▸ Problem
Gather every line holding the string "pressure".

Data records:
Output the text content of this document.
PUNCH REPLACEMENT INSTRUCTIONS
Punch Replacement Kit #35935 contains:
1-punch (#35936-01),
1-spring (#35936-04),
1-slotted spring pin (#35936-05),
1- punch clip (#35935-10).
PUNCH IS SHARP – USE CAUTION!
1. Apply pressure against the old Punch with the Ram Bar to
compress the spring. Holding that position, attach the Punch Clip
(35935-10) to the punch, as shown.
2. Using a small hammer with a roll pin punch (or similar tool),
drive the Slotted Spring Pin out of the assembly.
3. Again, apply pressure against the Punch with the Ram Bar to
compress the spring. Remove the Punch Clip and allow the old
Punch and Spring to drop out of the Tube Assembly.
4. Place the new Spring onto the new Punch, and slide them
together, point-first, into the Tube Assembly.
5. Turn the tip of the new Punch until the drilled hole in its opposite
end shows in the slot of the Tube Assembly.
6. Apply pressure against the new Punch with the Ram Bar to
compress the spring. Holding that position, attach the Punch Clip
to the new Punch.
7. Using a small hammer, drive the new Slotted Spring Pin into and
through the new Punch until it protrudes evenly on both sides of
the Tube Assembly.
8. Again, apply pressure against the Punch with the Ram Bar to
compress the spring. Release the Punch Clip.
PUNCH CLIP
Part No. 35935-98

--

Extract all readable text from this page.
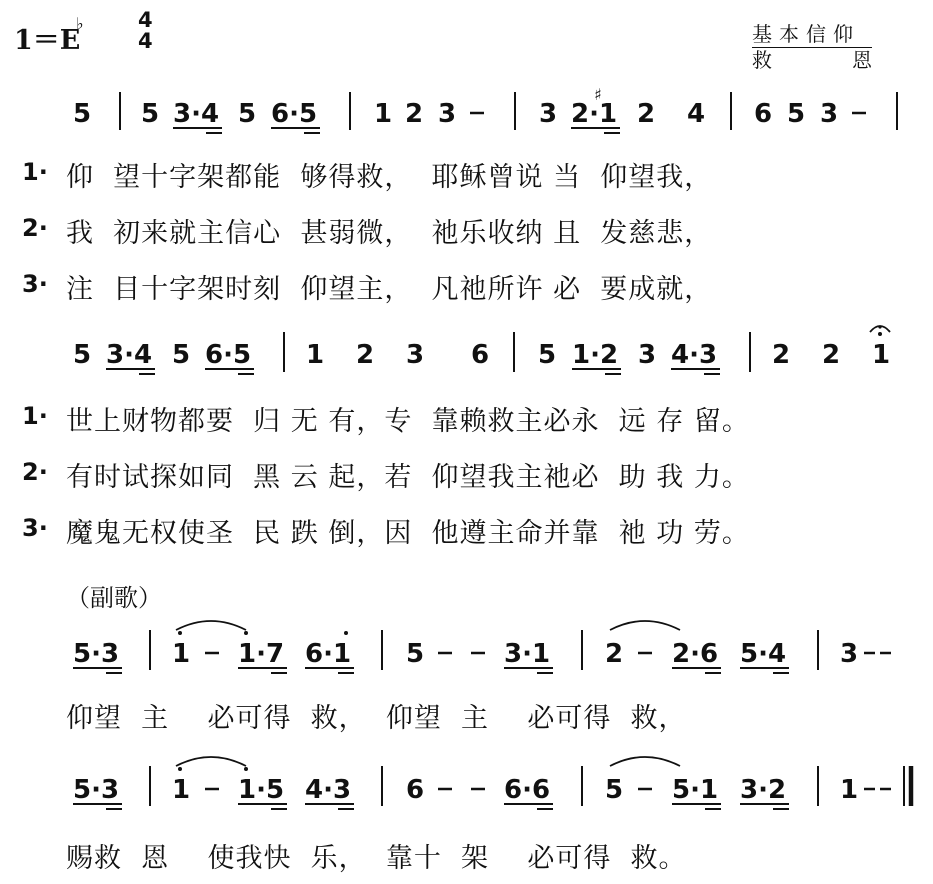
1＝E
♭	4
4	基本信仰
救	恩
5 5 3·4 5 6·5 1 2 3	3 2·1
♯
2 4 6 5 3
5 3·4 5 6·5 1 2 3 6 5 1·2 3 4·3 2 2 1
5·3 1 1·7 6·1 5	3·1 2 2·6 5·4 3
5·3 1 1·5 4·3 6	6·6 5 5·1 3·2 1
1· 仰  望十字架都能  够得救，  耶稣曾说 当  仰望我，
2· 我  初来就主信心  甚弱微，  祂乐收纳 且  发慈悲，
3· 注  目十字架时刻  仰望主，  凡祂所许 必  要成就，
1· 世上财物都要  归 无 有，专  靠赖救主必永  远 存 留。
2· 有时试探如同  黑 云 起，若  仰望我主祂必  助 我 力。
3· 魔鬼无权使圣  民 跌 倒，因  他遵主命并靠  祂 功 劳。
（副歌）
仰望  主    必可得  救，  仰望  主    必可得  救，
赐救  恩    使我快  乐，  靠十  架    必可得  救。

...

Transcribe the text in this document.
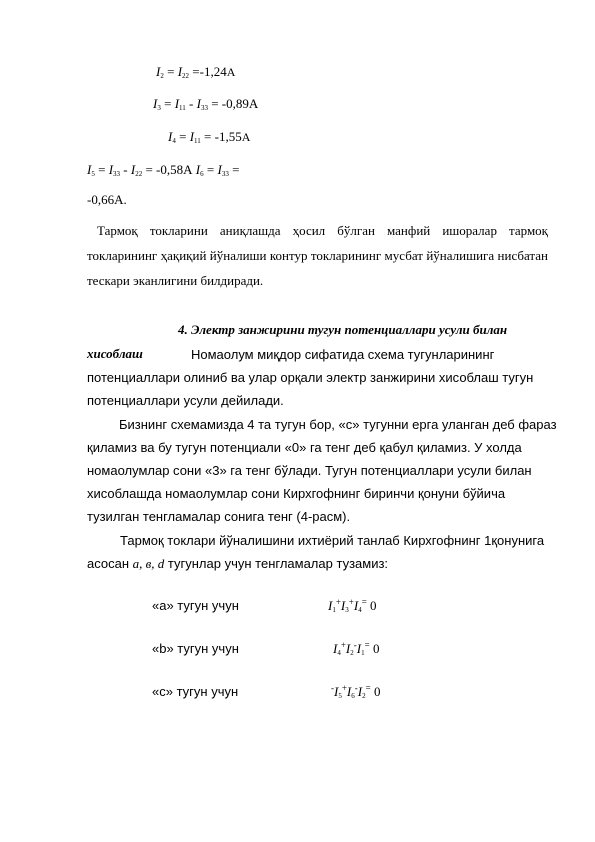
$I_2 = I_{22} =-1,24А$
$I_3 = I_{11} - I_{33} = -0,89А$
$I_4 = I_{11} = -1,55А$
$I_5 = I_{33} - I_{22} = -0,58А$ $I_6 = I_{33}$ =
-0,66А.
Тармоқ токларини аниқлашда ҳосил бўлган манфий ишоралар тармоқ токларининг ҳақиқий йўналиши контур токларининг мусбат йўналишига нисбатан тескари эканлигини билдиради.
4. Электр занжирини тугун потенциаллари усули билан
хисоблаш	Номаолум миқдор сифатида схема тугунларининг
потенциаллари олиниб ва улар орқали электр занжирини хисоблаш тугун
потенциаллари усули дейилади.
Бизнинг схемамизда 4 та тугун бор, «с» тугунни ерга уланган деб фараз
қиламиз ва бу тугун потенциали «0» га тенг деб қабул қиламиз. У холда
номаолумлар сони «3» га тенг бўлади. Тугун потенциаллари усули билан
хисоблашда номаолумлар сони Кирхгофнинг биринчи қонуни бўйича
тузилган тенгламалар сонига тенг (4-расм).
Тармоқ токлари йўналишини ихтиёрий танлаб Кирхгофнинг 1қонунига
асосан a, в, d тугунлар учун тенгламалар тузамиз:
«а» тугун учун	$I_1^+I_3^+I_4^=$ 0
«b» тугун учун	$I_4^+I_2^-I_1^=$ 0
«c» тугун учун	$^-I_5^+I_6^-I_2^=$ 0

▸ Written solution
1. Apply pressure against the old Punch with the Ram Bar to
3. Again, apply pressure against the Punch with the Ram Bar to
6. Apply pressure against the new Punch with the Ram Bar to
8. Again, apply pressure against the Punch with the Ram Bar to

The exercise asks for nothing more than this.